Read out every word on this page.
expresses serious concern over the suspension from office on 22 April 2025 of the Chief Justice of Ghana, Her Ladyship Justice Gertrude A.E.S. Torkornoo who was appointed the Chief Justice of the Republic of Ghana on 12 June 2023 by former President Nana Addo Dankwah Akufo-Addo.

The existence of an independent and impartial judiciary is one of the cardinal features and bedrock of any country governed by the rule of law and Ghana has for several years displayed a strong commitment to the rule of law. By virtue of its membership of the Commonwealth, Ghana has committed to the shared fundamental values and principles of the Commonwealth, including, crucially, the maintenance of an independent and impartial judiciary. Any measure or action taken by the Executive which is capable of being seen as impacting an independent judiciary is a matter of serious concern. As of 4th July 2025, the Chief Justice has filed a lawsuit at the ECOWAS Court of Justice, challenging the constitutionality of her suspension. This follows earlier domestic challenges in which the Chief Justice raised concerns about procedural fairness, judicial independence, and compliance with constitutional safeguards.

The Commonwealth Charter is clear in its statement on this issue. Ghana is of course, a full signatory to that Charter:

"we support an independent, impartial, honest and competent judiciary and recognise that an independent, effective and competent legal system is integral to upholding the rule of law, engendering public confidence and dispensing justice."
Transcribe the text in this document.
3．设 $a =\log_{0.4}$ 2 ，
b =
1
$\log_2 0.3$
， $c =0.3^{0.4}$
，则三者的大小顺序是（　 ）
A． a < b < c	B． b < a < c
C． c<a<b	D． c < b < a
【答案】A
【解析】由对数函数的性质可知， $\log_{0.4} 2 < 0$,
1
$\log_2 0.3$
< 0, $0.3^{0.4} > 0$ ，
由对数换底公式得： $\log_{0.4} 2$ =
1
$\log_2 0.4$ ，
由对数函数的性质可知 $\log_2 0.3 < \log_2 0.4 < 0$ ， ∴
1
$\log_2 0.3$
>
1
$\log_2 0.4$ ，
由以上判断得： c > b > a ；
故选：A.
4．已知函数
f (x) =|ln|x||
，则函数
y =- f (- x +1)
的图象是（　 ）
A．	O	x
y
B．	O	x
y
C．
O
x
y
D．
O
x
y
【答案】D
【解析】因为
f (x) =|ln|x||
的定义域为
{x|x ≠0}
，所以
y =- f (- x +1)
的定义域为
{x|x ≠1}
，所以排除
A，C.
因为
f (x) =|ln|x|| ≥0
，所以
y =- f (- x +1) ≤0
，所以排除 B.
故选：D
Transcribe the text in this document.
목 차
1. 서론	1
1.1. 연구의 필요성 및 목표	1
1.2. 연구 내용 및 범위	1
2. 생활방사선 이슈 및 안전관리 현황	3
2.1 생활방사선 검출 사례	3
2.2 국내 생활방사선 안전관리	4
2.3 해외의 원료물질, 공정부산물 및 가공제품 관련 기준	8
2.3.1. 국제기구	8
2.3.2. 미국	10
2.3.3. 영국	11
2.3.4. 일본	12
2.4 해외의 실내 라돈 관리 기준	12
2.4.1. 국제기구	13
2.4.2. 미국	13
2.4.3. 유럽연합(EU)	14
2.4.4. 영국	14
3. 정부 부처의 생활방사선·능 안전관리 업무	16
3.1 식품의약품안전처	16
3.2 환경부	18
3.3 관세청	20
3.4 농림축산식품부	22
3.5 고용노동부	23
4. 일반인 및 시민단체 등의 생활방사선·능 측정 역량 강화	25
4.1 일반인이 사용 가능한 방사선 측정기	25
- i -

### Exercise description
Find each line with the string "Commonwealth" and copy it out.

### Result
The existence of an independent and impartial judiciary is one of the cardinal features and bedrock of any country governed by the rule of law and Ghana has for several years displayed a strong commitment to the rule of law. By virtue of its membership of the Commonwealth, Ghana has committed to the shared fundamental values and principles of the Commonwealth, including, crucially, the maintenance of an independent and impartial judiciary. Any measure or action taken by the Executive which is capable of being seen as impacting an independent judiciary is a matter of serious concern. As of 4th July 2025, the Chief Justice has filed a lawsuit at the ECOWAS Court of Justice, challenging the constitutionality of her suspension. This follows earlier domestic challenges in which the Chief Justice raised concerns about procedural fairness, judicial independence, and compliance with constitutional safeguards.
The Commonwealth Charter is clear in its statement on this issue. Ghana is of course, a full signatory to that Charter:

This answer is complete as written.